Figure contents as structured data
----------------
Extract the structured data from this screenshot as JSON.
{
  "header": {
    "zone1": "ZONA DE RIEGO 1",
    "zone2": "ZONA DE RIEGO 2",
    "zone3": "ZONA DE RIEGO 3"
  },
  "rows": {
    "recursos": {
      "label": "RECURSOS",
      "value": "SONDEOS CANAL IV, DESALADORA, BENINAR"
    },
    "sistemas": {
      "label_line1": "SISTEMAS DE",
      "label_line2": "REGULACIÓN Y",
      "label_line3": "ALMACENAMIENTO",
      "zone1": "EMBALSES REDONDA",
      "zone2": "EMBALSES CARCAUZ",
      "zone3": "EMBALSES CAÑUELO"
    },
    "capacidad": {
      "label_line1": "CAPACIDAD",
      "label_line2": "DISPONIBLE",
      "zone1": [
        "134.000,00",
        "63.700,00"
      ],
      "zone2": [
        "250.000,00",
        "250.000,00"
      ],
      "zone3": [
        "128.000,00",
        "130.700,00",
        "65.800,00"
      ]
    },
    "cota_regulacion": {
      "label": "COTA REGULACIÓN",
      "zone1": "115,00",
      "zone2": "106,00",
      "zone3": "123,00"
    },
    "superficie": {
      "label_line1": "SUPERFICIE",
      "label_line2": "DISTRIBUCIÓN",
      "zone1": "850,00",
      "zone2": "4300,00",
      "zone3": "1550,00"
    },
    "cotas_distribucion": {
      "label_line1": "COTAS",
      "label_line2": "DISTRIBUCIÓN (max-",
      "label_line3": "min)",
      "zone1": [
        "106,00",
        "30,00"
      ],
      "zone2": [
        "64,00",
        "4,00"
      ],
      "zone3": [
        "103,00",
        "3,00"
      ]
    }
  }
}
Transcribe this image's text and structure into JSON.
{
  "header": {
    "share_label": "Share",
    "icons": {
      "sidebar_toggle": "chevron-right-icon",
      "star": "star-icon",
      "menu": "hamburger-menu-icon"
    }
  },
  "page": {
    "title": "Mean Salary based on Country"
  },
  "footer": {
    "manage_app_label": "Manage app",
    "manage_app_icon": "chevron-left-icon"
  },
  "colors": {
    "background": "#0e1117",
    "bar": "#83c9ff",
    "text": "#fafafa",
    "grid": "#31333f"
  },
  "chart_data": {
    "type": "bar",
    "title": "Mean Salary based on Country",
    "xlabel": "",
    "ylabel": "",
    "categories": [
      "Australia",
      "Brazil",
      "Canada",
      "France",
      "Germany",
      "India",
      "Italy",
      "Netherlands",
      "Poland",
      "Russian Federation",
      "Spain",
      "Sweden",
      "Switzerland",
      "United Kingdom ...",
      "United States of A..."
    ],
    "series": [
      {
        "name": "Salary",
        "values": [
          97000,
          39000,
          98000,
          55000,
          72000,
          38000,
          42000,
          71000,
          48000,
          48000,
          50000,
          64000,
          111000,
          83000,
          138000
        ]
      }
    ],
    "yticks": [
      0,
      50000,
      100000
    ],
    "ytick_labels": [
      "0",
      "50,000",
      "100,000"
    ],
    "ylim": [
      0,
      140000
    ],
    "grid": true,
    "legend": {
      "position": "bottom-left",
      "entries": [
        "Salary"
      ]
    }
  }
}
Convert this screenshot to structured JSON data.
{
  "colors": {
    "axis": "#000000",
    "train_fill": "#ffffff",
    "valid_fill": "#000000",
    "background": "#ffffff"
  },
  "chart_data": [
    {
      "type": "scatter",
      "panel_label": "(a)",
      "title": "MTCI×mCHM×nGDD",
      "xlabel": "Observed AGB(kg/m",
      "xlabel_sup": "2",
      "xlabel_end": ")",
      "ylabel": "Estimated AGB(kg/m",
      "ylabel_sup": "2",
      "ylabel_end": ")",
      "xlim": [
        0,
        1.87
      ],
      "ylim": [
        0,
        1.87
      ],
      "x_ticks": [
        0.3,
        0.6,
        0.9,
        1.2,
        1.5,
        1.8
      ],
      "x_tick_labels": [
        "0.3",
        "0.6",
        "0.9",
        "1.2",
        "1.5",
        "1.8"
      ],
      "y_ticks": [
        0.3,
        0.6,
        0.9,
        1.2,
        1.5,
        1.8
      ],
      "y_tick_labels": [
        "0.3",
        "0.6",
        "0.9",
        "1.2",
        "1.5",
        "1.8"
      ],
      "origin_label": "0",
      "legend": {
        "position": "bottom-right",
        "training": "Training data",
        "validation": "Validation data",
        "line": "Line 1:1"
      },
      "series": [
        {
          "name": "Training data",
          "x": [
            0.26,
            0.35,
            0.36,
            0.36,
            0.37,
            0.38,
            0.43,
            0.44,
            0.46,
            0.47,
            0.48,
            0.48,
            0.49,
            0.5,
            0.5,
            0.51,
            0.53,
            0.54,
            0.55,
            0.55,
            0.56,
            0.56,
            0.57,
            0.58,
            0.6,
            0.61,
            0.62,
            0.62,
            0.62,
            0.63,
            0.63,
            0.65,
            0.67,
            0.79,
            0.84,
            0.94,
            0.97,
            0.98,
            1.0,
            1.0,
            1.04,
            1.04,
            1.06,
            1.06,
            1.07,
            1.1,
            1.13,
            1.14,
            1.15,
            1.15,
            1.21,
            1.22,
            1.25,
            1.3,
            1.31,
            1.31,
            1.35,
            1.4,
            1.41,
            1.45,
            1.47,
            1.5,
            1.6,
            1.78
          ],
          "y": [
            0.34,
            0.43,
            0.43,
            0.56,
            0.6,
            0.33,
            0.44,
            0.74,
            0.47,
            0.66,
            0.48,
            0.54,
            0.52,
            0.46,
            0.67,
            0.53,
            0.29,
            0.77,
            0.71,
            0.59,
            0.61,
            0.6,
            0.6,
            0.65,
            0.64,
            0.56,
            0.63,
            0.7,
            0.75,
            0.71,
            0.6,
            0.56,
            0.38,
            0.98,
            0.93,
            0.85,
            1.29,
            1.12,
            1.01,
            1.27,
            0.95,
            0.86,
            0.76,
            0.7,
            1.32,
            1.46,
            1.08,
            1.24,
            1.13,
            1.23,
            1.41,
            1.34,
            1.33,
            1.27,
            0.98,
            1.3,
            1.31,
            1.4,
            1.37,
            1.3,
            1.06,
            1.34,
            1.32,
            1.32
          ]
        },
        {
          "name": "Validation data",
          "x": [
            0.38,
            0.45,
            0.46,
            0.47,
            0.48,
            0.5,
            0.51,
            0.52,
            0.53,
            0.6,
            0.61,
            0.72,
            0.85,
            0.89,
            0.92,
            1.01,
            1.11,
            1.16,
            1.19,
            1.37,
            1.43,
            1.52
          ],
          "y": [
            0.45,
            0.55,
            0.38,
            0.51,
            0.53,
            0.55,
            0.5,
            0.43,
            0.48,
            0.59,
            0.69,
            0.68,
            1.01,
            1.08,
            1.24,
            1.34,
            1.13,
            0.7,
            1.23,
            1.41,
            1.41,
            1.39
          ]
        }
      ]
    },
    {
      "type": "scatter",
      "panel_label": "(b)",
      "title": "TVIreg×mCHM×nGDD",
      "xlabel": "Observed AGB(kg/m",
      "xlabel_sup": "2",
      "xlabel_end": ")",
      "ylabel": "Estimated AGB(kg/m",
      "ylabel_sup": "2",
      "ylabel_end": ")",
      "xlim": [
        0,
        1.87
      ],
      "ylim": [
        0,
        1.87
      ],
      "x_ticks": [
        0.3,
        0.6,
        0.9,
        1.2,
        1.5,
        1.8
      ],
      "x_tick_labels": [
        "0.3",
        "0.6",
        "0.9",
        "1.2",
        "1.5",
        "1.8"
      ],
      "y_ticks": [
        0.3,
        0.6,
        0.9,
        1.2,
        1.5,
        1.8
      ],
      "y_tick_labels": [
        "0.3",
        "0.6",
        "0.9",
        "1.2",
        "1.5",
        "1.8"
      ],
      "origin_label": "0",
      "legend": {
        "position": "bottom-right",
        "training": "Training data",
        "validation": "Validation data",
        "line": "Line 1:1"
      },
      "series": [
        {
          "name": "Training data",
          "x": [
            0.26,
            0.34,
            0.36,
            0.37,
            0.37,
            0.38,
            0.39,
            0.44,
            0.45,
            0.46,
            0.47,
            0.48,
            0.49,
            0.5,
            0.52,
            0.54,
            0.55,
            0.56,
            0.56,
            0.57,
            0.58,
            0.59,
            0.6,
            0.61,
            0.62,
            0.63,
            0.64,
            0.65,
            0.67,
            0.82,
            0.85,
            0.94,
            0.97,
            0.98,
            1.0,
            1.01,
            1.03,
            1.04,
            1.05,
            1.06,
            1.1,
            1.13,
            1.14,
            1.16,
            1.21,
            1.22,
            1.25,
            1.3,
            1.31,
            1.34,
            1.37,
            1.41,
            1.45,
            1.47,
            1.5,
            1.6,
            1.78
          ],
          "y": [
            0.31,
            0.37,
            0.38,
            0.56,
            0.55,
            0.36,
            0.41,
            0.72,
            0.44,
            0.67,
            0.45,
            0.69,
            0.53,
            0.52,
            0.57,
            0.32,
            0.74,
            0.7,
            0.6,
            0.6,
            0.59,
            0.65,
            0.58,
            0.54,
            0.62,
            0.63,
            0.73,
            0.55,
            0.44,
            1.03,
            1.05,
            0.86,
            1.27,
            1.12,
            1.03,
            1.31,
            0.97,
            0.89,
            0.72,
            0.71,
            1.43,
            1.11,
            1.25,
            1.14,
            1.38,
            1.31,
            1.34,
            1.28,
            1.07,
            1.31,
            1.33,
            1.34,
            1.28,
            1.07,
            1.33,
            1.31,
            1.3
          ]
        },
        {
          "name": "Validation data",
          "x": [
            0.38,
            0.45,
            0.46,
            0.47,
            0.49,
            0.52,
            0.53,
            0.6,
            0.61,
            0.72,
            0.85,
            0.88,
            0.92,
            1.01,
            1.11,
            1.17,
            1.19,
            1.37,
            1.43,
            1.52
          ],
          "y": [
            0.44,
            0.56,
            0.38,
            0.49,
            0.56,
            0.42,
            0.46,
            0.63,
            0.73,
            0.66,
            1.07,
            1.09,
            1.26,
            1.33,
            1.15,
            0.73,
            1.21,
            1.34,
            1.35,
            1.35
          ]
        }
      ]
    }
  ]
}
----------------
WHAT TO PRODUCE:
Show every line in the records above that contains the word "REGULACIÓN".

RESULT FOR THIS EXERCISE:
      "label_line2": "REGULACIÓN Y",
      "label": "COTA REGULACIÓN",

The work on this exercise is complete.